**WHAT IS NEEDED:** Your copy of the data should match it exactly, leaving out only the pictures.

**RECORDS SHOWN:**
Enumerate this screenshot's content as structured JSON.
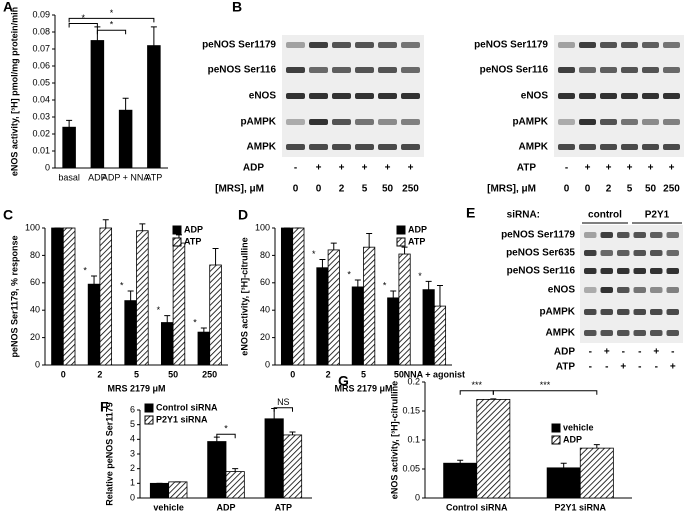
{
  "chart_data": [
    {
      "type": "bar",
      "panel": "A",
      "ylabel": "eNOS activity, [³H] pmol/mg protein/min",
      "categories": [
        "basal",
        "ADP",
        "ADP + NNA",
        "ATP"
      ],
      "series": [
        {
          "name": null,
          "color": "#000000",
          "values": [
            0.024,
            0.075,
            0.034,
            0.072
          ],
          "errors": [
            0.004,
            0.008,
            0.007,
            0.011
          ]
        }
      ],
      "ylim": [
        0,
        0.09
      ],
      "yticks": [
        0,
        0.01,
        0.02,
        0.03,
        0.04,
        0.05,
        0.06,
        0.07,
        0.08,
        0.09
      ],
      "annotations": [
        "*",
        "*",
        "*"
      ]
    },
    {
      "type": "bar",
      "panel": "C",
      "ylabel": "peNOS Ser1179, % response",
      "xlabel": "MRS 2179 μM",
      "categories": [
        "0",
        "2",
        "5",
        "50",
        "250"
      ],
      "series": [
        {
          "name": "ADP",
          "color": "#000000",
          "values": [
            100,
            59,
            47,
            31,
            24
          ],
          "errors": [
            0,
            6,
            7,
            5,
            3
          ]
        },
        {
          "name": "ATP",
          "color": "#000000",
          "hatch": true,
          "values": [
            100,
            100,
            98,
            89,
            73
          ],
          "errors": [
            0,
            6,
            5,
            6,
            12
          ]
        }
      ],
      "ylim": [
        0,
        100
      ],
      "yticks": [
        0,
        20,
        40,
        60,
        80,
        100
      ],
      "legend": "top-right",
      "annotations": [
        "*",
        "*",
        "*",
        "*"
      ]
    },
    {
      "type": "bar",
      "panel": "D",
      "ylabel": "eNOS activity, [³H]-citrulline",
      "xlabel": "MRS 2179 μM",
      "categories": [
        "0",
        "2",
        "5",
        "50",
        "NNA + agonist"
      ],
      "series": [
        {
          "name": "ADP",
          "color": "#000000",
          "values": [
            100,
            71,
            57,
            49,
            55
          ],
          "errors": [
            0,
            6,
            5,
            5,
            6
          ]
        },
        {
          "name": "ATP",
          "color": "#000000",
          "hatch": true,
          "values": [
            100,
            84,
            86,
            81,
            43
          ],
          "errors": [
            0,
            5,
            10,
            5,
            15
          ]
        }
      ],
      "ylim": [
        0,
        100
      ],
      "yticks": [
        0,
        20,
        40,
        60,
        80,
        100
      ],
      "legend": "top-right",
      "annotations": [
        "*",
        "*",
        "*",
        "*"
      ]
    },
    {
      "type": "bar",
      "panel": "F",
      "ylabel": "Relative peNOS Ser1179",
      "categories": [
        "vehicle",
        "ADP",
        "ATP"
      ],
      "series": [
        {
          "name": "Control siRNA",
          "color": "#000000",
          "values": [
            1,
            3.85,
            5.4
          ],
          "errors": [
            0,
            0.3,
            0.7
          ]
        },
        {
          "name": "P2Y1 siRNA",
          "color": "#000000",
          "hatch": true,
          "values": [
            1.1,
            1.8,
            4.3
          ],
          "errors": [
            0,
            0.2,
            0.2
          ]
        }
      ],
      "ylim": [
        0,
        6
      ],
      "yticks": [
        0,
        1,
        2,
        3,
        4,
        5,
        6
      ],
      "legend": "top-left",
      "annotations": [
        "*",
        "NS"
      ]
    },
    {
      "type": "bar",
      "panel": "G",
      "ylabel": "eNOS activity, [³H]-citrulline",
      "categories": [
        "Control siRNA",
        "P2Y1 siRNA"
      ],
      "series": [
        {
          "name": "vehicle",
          "color": "#000000",
          "values": [
            0.06,
            0.052
          ],
          "errors": [
            0.005,
            0.008
          ]
        },
        {
          "name": "ADP",
          "color": "#000000",
          "hatch": true,
          "values": [
            0.17,
            0.086
          ],
          "errors": [
            0.001,
            0.006
          ]
        }
      ],
      "ylim": [
        0,
        0.2
      ],
      "yticks": [
        0,
        0.05,
        0.1,
        0.15,
        0.2
      ],
      "legend": "right",
      "annotations": [
        "***",
        "***"
      ]
    }
  ],
  "blot_panels": [
    {
      "panel": "B",
      "blots": [
        {
          "rows": [
            "peNOS Ser1179",
            "peNOS Ser116",
            "eNOS",
            "pAMPK",
            "AMPK"
          ],
          "conditions": [
            {
              "label": "ADP",
              "marks": [
                "-",
                "+",
                "+",
                "+",
                "+",
                "+"
              ]
            },
            {
              "label": "[MRS], μM",
              "marks": [
                "0",
                "0",
                "2",
                "5",
                "50",
                "250"
              ]
            }
          ]
        },
        {
          "rows": [
            "peNOS Ser1179",
            "peNOS Ser116",
            "eNOS",
            "pAMPK",
            "AMPK"
          ],
          "conditions": [
            {
              "label": "ATP",
              "marks": [
                "-",
                "+",
                "+",
                "+",
                "+",
                "+"
              ]
            },
            {
              "label": "[MRS], μM",
              "marks": [
                "0",
                "0",
                "2",
                "5",
                "50",
                "250"
              ]
            }
          ]
        }
      ]
    },
    {
      "panel": "E",
      "header": {
        "label": "siRNA:",
        "groups": [
          "control",
          "P2Y1"
        ]
      },
      "blots": [
        {
          "rows": [
            "peNOS Ser1179",
            "peNOS Ser635",
            "peNOS Ser116",
            "eNOS",
            "pAMPK",
            "AMPK"
          ],
          "conditions": [
            {
              "label": "ADP",
              "marks": [
                "-",
                "+",
                "-",
                "-",
                "+",
                "-"
              ]
            },
            {
              "label": "ATP",
              "marks": [
                "-",
                "-",
                "+",
                "-",
                "-",
                "+"
              ]
            }
          ]
        }
      ]
    }
  ]
}
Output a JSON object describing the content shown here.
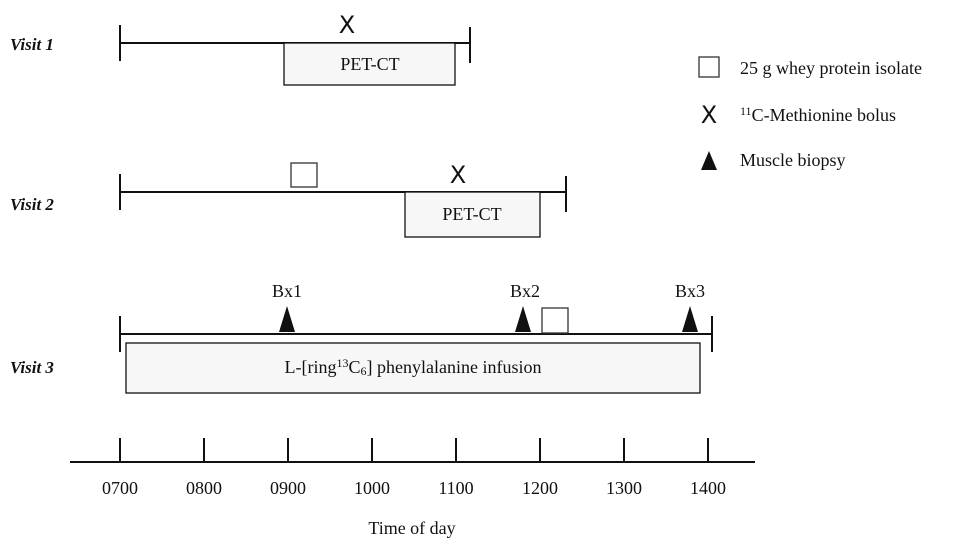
{
  "visits": [
    {
      "label": "Visit 1",
      "box": "PET-CT"
    },
    {
      "label": "Visit 2",
      "box": "PET-CT"
    },
    {
      "label": "Visit 3",
      "box": [
        {
          "text": "L-[ring"
        },
        {
          "sup": "13"
        },
        {
          "text": "C"
        },
        {
          "sub": "6"
        },
        {
          "text": "] phenylalanine infusion"
        }
      ],
      "biopsies": [
        "Bx1",
        "Bx2",
        "Bx3"
      ]
    }
  ],
  "legend": [
    {
      "text": "25 g whey protein isolate"
    },
    {
      "symbol": "X",
      "text": [
        {
          "sup": "11"
        },
        {
          "text": "C-Methionine bolus"
        }
      ]
    },
    {
      "text": "Muscle biopsy"
    }
  ],
  "axis": {
    "ticks": [
      "0700",
      "0800",
      "0900",
      "1000",
      "1100",
      "1200",
      "1300",
      "1400"
    ],
    "label": "Time of day"
  }
}
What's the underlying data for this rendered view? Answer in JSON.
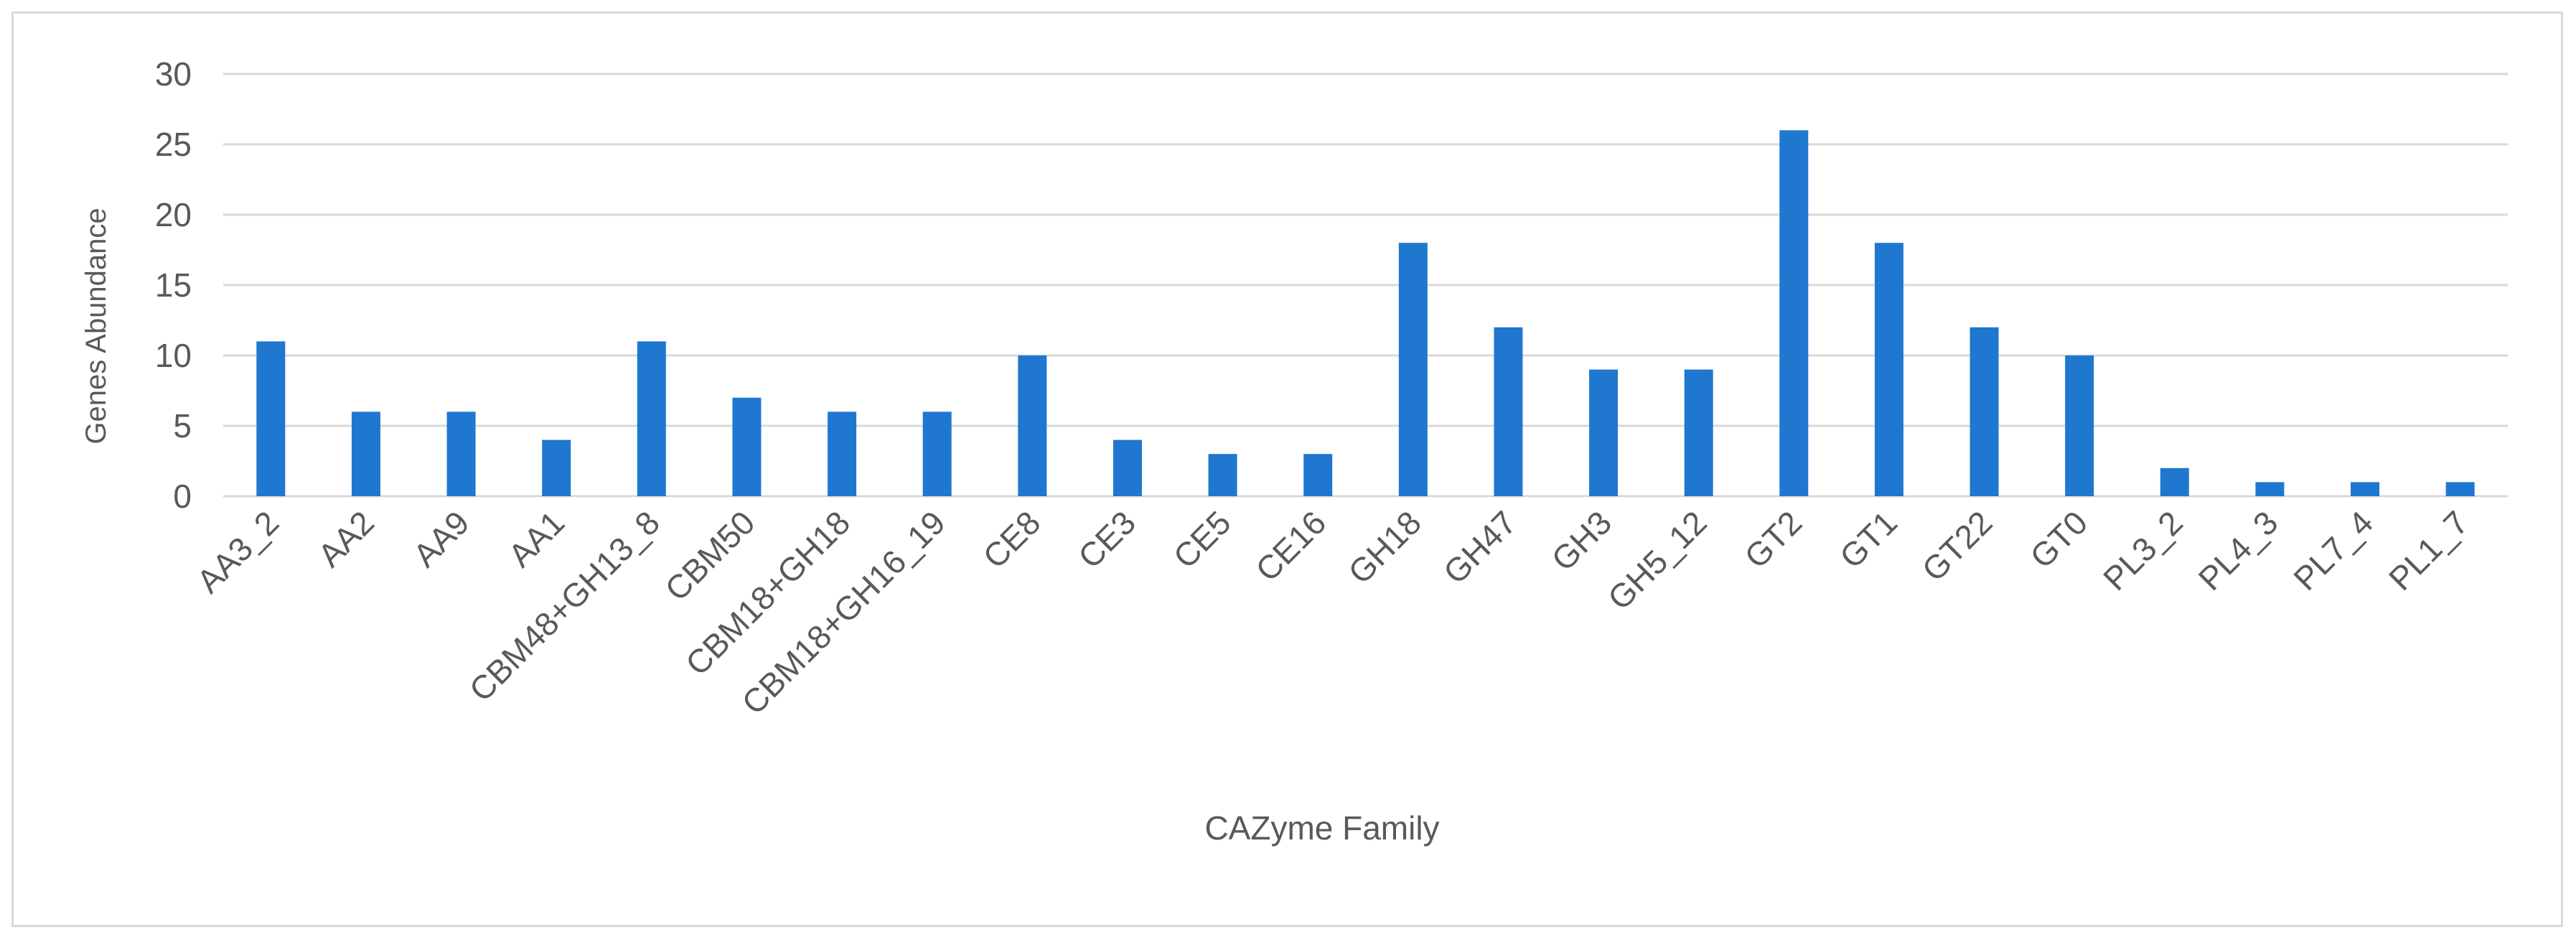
{
  "chart_data": {
    "type": "bar",
    "title": "",
    "xlabel": "CAZyme Family",
    "ylabel": "Genes Abundance",
    "ylim": [
      0,
      30
    ],
    "yticks": [
      0,
      5,
      10,
      15,
      20,
      25,
      30
    ],
    "grid": true,
    "legend": "none",
    "color": "#1f77d0",
    "categories": [
      "AA3_2",
      "AA2",
      "AA9",
      "AA1",
      "CBM48+GH13_8",
      "CBM50",
      "CBM18+GH18",
      "CBM18+GH16_19",
      "CE8",
      "CE3",
      "CE5",
      "CE16",
      "GH18",
      "GH47",
      "GH3",
      "GH5_12",
      "GT2",
      "GT1",
      "GT22",
      "GT0",
      "PL3_2",
      "PL4_3",
      "PL7_4",
      "PL1_7"
    ],
    "values": [
      11,
      6,
      6,
      4,
      11,
      7,
      6,
      6,
      10,
      4,
      3,
      3,
      18,
      12,
      9,
      9,
      26,
      18,
      12,
      10,
      2,
      1,
      1,
      1
    ]
  }
}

**EXPECTED ANSWER:**
Enumerate this screenshot's content as structured JSON.
{
  "chart_data": [
    {
      "type": "bar",
      "panel": "A",
      "ylabel": "eNOS activity, [³H] pmol/mg protein/min",
      "categories": [
        "basal",
        "ADP",
        "ADP + NNA",
        "ATP"
      ],
      "series": [
        {
          "name": null,
          "color": "#000000",
          "values": [
            0.024,
            0.075,
            0.034,
            0.072
          ],
          "errors": [
            0.004,
            0.008,
            0.007,
            0.011
          ]
        }
      ],
      "ylim": [
        0,
        0.09
      ],
      "yticks": [
        0,
        0.01,
        0.02,
        0.03,
        0.04,
        0.05,
        0.06,
        0.07,
        0.08,
        0.09
      ],
      "annotations": [
        "*",
        "*",
        "*"
      ]
    },
    {
      "type": "bar",
      "panel": "C",
      "ylabel": "peNOS Ser1179, % response",
      "xlabel": "MRS 2179 μM",
      "categories": [
        "0",
        "2",
        "5",
        "50",
        "250"
      ],
      "series": [
        {
          "name": "ADP",
          "color": "#000000",
          "values": [
            100,
            59,
            47,
            31,
            24
          ],
          "errors": [
            0,
            6,
            7,
            5,
            3
          ]
        },
        {
          "name": "ATP",
          "color": "#000000",
          "hatch": true,
          "values": [
            100,
            100,
            98,
            89,
            73
          ],
          "errors": [
            0,
            6,
            5,
            6,
            12
          ]
        }
      ],
      "ylim": [
        0,
        100
      ],
      "yticks": [
        0,
        20,
        40,
        60,
        80,
        100
      ],
      "legend": "top-right",
      "annotations": [
        "*",
        "*",
        "*",
        "*"
      ]
    },
    {
      "type": "bar",
      "panel": "D",
      "ylabel": "eNOS activity, [³H]-citrulline",
      "xlabel": "MRS 2179 μM",
      "categories": [
        "0",
        "2",
        "5",
        "50",
        "NNA + agonist"
      ],
      "series": [
        {
          "name": "ADP",
          "color": "#000000",
          "values": [
            100,
            71,
            57,
            49,
            55
          ],
          "errors": [
            0,
            6,
            5,
            5,
            6
          ]
        },
        {
          "name": "ATP",
          "color": "#000000",
          "hatch": true,
          "values": [
            100,
            84,
            86,
            81,
            43
          ],
          "errors": [
            0,
            5,
            10,
            5,
            15
          ]
        }
      ],
      "ylim": [
        0,
        100
      ],
      "yticks": [
        0,
        20,
        40,
        60,
        80,
        100
      ],
      "legend": "top-right",
      "annotations": [
        "*",
        "*",
        "*",
        "*"
      ]
    },
    {
      "type": "bar",
      "panel": "F",
      "ylabel": "Relative peNOS Ser1179",
      "categories": [
        "vehicle",
        "ADP",
        "ATP"
      ],
      "series": [
        {
          "name": "Control siRNA",
          "color": "#000000",
          "values": [
            1,
            3.85,
            5.4
          ],
          "errors": [
            0,
            0.3,
            0.7
          ]
        },
        {
          "name": "P2Y1 siRNA",
          "color": "#000000",
          "hatch": true,
          "values": [
            1.1,
            1.8,
            4.3
          ],
          "errors": [
            0,
            0.2,
            0.2
          ]
        }
      ],
      "ylim": [
        0,
        6
      ],
      "yticks": [
        0,
        1,
        2,
        3,
        4,
        5,
        6
      ],
      "legend": "top-left",
      "annotations": [
        "*",
        "NS"
      ]
    },
    {
      "type": "bar",
      "panel": "G",
      "ylabel": "eNOS activity, [³H]-citrulline",
      "categories": [
        "Control siRNA",
        "P2Y1 siRNA"
      ],
      "series": [
        {
          "name": "vehicle",
          "color": "#000000",
          "values": [
            0.06,
            0.052
          ],
          "errors": [
            0.005,
            0.008
          ]
        },
        {
          "name": "ADP",
          "color": "#000000",
          "hatch": true,
          "values": [
            0.17,
            0.086
          ],
          "errors": [
            0.001,
            0.006
          ]
        }
      ],
      "ylim": [
        0,
        0.2
      ],
      "yticks": [
        0,
        0.05,
        0.1,
        0.15,
        0.2
      ],
      "legend": "right",
      "annotations": [
        "***",
        "***"
      ]
    }
  ],
  "blot_panels": [
    {
      "panel": "B",
      "blots": [
        {
          "rows": [
            "peNOS Ser1179",
            "peNOS Ser116",
            "eNOS",
            "pAMPK",
            "AMPK"
          ],
          "conditions": [
            {
              "label": "ADP",
              "marks": [
                "-",
                "+",
                "+",
                "+",
                "+",
                "+"
              ]
            },
            {
              "label": "[MRS], μM",
              "marks": [
                "0",
                "0",
                "2",
                "5",
                "50",
                "250"
              ]
            }
          ]
        },
        {
          "rows": [
            "peNOS Ser1179",
            "peNOS Ser116",
            "eNOS",
            "pAMPK",
            "AMPK"
          ],
          "conditions": [
            {
              "label": "ATP",
              "marks": [
                "-",
                "+",
                "+",
                "+",
                "+",
                "+"
              ]
            },
            {
              "label": "[MRS], μM",
              "marks": [
                "0",
                "0",
                "2",
                "5",
                "50",
                "250"
              ]
            }
          ]
        }
      ]
    },
    {
      "panel": "E",
      "header": {
        "label": "siRNA:",
        "groups": [
          "control",
          "P2Y1"
        ]
      },
      "blots": [
        {
          "rows": [
            "peNOS Ser1179",
            "peNOS Ser635",
            "peNOS Ser116",
            "eNOS",
            "pAMPK",
            "AMPK"
          ],
          "conditions": [
            {
              "label": "ADP",
              "marks": [
                "-",
                "+",
                "-",
                "-",
                "+",
                "-"
              ]
            },
            {
              "label": "ATP",
              "marks": [
                "-",
                "-",
                "+",
                "-",
                "-",
                "+"
              ]
            }
          ]
        }
      ]
    }
  ]
}
Output a JSON object describing the content shown here.
{
  "visits": [
    {
      "label": "Visit 1",
      "box": "PET-CT"
    },
    {
      "label": "Visit 2",
      "box": "PET-CT"
    },
    {
      "label": "Visit 3",
      "box": [
        {
          "text": "L-[ring"
        },
        {
          "sup": "13"
        },
        {
          "text": "C"
        },
        {
          "sub": "6"
        },
        {
          "text": "] phenylalanine infusion"
        }
      ],
      "biopsies": [
        "Bx1",
        "Bx2",
        "Bx3"
      ]
    }
  ],
  "legend": [
    {
      "text": "25 g whey protein isolate"
    },
    {
      "symbol": "X",
      "text": [
        {
          "sup": "11"
        },
        {
          "text": "C-Methionine bolus"
        }
      ]
    },
    {
      "text": "Muscle biopsy"
    }
  ],
  "axis": {
    "ticks": [
      "0700",
      "0800",
      "0900",
      "1000",
      "1100",
      "1200",
      "1300",
      "1400"
    ],
    "label": "Time of day"
  }
}
What's the underlying data for this rendered view? Answer in JSON.
{
  "chart_data": {
    "type": "bar",
    "title": "",
    "xlabel": "CAZyme Family",
    "ylabel": "Genes Abundance",
    "ylim": [
      0,
      30
    ],
    "yticks": [
      0,
      5,
      10,
      15,
      20,
      25,
      30
    ],
    "grid": true,
    "legend": "none",
    "color": "#1f77d0",
    "categories": [
      "AA3_2",
      "AA2",
      "AA9",
      "AA1",
      "CBM48+GH13_8",
      "CBM50",
      "CBM18+GH18",
      "CBM18+GH16_19",
      "CE8",
      "CE3",
      "CE5",
      "CE16",
      "GH18",
      "GH47",
      "GH3",
      "GH5_12",
      "GT2",
      "GT1",
      "GT22",
      "GT0",
      "PL3_2",
      "PL4_3",
      "PL7_4",
      "PL1_7"
    ],
    "values": [
      11,
      6,
      6,
      4,
      11,
      7,
      6,
      6,
      10,
      4,
      3,
      3,
      18,
      12,
      9,
      9,
      26,
      18,
      12,
      10,
      2,
      1,
      1,
      1
    ]
  }
}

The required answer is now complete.